Supplied data –

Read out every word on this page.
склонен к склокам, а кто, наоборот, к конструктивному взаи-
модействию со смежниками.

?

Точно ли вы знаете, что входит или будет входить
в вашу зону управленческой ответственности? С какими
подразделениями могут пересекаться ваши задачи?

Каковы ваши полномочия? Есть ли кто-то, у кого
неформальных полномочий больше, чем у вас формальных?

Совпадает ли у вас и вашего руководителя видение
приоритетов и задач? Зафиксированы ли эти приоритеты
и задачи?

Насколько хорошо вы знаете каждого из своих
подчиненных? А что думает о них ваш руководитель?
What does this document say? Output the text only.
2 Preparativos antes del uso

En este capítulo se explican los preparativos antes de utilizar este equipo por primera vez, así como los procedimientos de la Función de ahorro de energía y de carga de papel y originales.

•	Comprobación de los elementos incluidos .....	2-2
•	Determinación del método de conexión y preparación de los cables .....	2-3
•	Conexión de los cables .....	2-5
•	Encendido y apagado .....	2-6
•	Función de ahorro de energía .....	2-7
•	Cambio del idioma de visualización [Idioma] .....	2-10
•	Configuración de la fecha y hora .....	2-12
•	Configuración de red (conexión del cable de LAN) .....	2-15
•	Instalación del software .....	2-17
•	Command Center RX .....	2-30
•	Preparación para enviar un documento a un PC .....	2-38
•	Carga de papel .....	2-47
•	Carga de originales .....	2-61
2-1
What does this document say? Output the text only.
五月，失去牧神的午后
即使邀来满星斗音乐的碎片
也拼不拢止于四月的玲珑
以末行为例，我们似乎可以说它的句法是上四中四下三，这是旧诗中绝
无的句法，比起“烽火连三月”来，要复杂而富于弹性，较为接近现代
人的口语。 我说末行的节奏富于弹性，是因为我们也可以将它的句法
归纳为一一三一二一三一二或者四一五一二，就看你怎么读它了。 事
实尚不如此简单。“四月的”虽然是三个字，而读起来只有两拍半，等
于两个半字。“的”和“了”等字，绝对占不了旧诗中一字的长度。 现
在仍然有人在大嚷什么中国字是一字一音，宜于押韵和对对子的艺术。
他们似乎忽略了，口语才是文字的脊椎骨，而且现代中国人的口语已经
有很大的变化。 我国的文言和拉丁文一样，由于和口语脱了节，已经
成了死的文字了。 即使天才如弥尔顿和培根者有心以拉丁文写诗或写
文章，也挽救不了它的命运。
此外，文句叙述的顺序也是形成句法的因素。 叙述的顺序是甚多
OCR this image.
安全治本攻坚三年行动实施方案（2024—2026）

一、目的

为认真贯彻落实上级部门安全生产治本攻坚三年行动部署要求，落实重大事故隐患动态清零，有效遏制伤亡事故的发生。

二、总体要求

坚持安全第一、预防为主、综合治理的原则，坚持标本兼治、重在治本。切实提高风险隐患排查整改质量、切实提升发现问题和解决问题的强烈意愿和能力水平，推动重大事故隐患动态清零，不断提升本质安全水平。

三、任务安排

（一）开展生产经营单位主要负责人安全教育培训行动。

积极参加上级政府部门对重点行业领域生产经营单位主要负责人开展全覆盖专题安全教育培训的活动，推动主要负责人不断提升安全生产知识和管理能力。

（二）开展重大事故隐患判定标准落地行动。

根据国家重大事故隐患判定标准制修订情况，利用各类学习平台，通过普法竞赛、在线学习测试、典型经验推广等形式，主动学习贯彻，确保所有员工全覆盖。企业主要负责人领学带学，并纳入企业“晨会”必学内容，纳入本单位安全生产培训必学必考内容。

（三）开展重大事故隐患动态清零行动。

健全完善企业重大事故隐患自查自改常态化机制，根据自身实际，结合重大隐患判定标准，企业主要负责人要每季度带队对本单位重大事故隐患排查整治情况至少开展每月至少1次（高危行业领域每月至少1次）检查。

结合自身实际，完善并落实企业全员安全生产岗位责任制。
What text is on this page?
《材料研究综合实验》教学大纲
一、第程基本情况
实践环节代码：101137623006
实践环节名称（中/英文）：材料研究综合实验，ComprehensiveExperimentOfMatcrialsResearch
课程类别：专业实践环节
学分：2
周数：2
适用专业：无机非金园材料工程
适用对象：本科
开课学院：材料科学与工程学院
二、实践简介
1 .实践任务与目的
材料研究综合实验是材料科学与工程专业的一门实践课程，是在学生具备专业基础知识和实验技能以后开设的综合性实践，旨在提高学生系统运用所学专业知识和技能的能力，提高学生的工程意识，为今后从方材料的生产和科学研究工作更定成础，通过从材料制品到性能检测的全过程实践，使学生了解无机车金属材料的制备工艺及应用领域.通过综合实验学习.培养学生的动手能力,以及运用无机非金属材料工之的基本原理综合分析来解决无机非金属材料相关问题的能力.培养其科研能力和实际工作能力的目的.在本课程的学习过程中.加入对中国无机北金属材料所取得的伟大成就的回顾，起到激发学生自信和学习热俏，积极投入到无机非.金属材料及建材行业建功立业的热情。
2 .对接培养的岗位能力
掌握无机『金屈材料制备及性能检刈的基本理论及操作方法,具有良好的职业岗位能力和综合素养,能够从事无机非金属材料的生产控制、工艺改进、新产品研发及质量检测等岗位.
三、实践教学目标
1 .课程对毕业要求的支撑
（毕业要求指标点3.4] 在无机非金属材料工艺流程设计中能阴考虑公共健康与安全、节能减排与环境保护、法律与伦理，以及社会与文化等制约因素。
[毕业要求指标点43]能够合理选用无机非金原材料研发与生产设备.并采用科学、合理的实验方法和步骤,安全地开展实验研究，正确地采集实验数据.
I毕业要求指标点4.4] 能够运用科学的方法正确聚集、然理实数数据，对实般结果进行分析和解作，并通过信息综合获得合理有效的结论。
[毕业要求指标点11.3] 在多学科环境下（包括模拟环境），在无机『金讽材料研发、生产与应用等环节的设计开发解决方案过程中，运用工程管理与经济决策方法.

The problem – Recopy the whole listing exactly.

Answer to this problem –
Read out every word on this page.
склонен к склокам, а кто, наоборот, к конструктивному взаи-
модействию со смежниками.

?

Точно ли вы знаете, что входит или будет входить
в вашу зону управленческой ответственности? С какими
подразделениями могут пересекаться ваши задачи?

Каковы ваши полномочия? Есть ли кто-то, у кого
неформальных полномочий больше, чем у вас формальных?

Совпадает ли у вас и вашего руководителя видение
приоритетов и задач? Зафиксированы ли эти приоритеты
и задачи?

Насколько хорошо вы знаете каждого из своих
подчиненных? А что думает о них ваш руководитель?
What does this document say? Output the text only.
2 Preparativos antes del uso

En este capítulo se explican los preparativos antes de utilizar este equipo por primera vez, así como los procedimientos de la Función de ahorro de energía y de carga de papel y originales.

•	Comprobación de los elementos incluidos .....	2-2
•	Determinación del método de conexión y preparación de los cables .....	2-3
•	Conexión de los cables .....	2-5
•	Encendido y apagado .....	2-6
•	Función de ahorro de energía .....	2-7
•	Cambio del idioma de visualización [Idioma] .....	2-10
•	Configuración de la fecha y hora .....	2-12
•	Configuración de red (conexión del cable de LAN) .....	2-15
•	Instalación del software .....	2-17
•	Command Center RX .....	2-30
•	Preparación para enviar un documento a un PC .....	2-38
•	Carga de papel .....	2-47
•	Carga de originales .....	2-61
2-1
What does this document say? Output the text only.
五月，失去牧神的午后
即使邀来满星斗音乐的碎片
也拼不拢止于四月的玲珑
以末行为例，我们似乎可以说它的句法是上四中四下三，这是旧诗中绝
无的句法，比起“烽火连三月”来，要复杂而富于弹性，较为接近现代
人的口语。 我说末行的节奏富于弹性，是因为我们也可以将它的句法
归纳为一一三一二一三一二或者四一五一二，就看你怎么读它了。 事
实尚不如此简单。“四月的”虽然是三个字，而读起来只有两拍半，等
于两个半字。“的”和“了”等字，绝对占不了旧诗中一字的长度。 现
在仍然有人在大嚷什么中国字是一字一音，宜于押韵和对对子的艺术。
他们似乎忽略了，口语才是文字的脊椎骨，而且现代中国人的口语已经
有很大的变化。 我国的文言和拉丁文一样，由于和口语脱了节，已经
成了死的文字了。 即使天才如弥尔顿和培根者有心以拉丁文写诗或写
文章，也挽救不了它的命运。
此外，文句叙述的顺序也是形成句法的因素。 叙述的顺序是甚多
OCR this image.
安全治本攻坚三年行动实施方案（2024—2026）

一、目的

为认真贯彻落实上级部门安全生产治本攻坚三年行动部署要求，落实重大事故隐患动态清零，有效遏制伤亡事故的发生。

二、总体要求

坚持安全第一、预防为主、综合治理的原则，坚持标本兼治、重在治本。切实提高风险隐患排查整改质量、切实提升发现问题和解决问题的强烈意愿和能力水平，推动重大事故隐患动态清零，不断提升本质安全水平。

三、任务安排

（一）开展生产经营单位主要负责人安全教育培训行动。

积极参加上级政府部门对重点行业领域生产经营单位主要负责人开展全覆盖专题安全教育培训的活动，推动主要负责人不断提升安全生产知识和管理能力。

（二）开展重大事故隐患判定标准落地行动。

根据国家重大事故隐患判定标准制修订情况，利用各类学习平台，通过普法竞赛、在线学习测试、典型经验推广等形式，主动学习贯彻，确保所有员工全覆盖。企业主要负责人领学带学，并纳入企业“晨会”必学内容，纳入本单位安全生产培训必学必考内容。

（三）开展重大事故隐患动态清零行动。

健全完善企业重大事故隐患自查自改常态化机制，根据自身实际，结合重大隐患判定标准，企业主要负责人要每季度带队对本单位重大事故隐患排查整治情况至少开展每月至少1次（高危行业领域每月至少1次）检查。

结合自身实际，完善并落实企业全员安全生产岗位责任制。
What text is on this page?
《材料研究综合实验》教学大纲
一、第程基本情况
实践环节代码：101137623006
实践环节名称（中/英文）：材料研究综合实验，ComprehensiveExperimentOfMatcrialsResearch
课程类别：专业实践环节
学分：2
周数：2
适用专业：无机非金园材料工程
适用对象：本科
开课学院：材料科学与工程学院
二、实践简介
1 .实践任务与目的
材料研究综合实验是材料科学与工程专业的一门实践课程，是在学生具备专业基础知识和实验技能以后开设的综合性实践，旨在提高学生系统运用所学专业知识和技能的能力，提高学生的工程意识，为今后从方材料的生产和科学研究工作更定成础，通过从材料制品到性能检测的全过程实践，使学生了解无机车金属材料的制备工艺及应用领域.通过综合实验学习.培养学生的动手能力,以及运用无机非金属材料工之的基本原理综合分析来解决无机非金属材料相关问题的能力.培养其科研能力和实际工作能力的目的.在本课程的学习过程中.加入对中国无机北金属材料所取得的伟大成就的回顾，起到激发学生自信和学习热俏，积极投入到无机非.金属材料及建材行业建功立业的热情。
2 .对接培养的岗位能力
掌握无机『金屈材料制备及性能检刈的基本理论及操作方法,具有良好的职业岗位能力和综合素养,能够从事无机非金属材料的生产控制、工艺改进、新产品研发及质量检测等岗位.
三、实践教学目标
1 .课程对毕业要求的支撑
（毕业要求指标点3.4] 在无机非金属材料工艺流程设计中能阴考虑公共健康与安全、节能减排与环境保护、法律与伦理，以及社会与文化等制约因素。
[毕业要求指标点43]能够合理选用无机非金原材料研发与生产设备.并采用科学、合理的实验方法和步骤,安全地开展实验研究，正确地采集实验数据.
I毕业要求指标点4.4] 能够运用科学的方法正确聚集、然理实数数据，对实般结果进行分析和解作，并通过信息综合获得合理有效的结论。
[毕业要求指标点11.3] 在多学科环境下（包括模拟环境），在无机『金讽材料研发、生产与应用等环节的设计开发解决方案过程中，运用工程管理与经济决策方法.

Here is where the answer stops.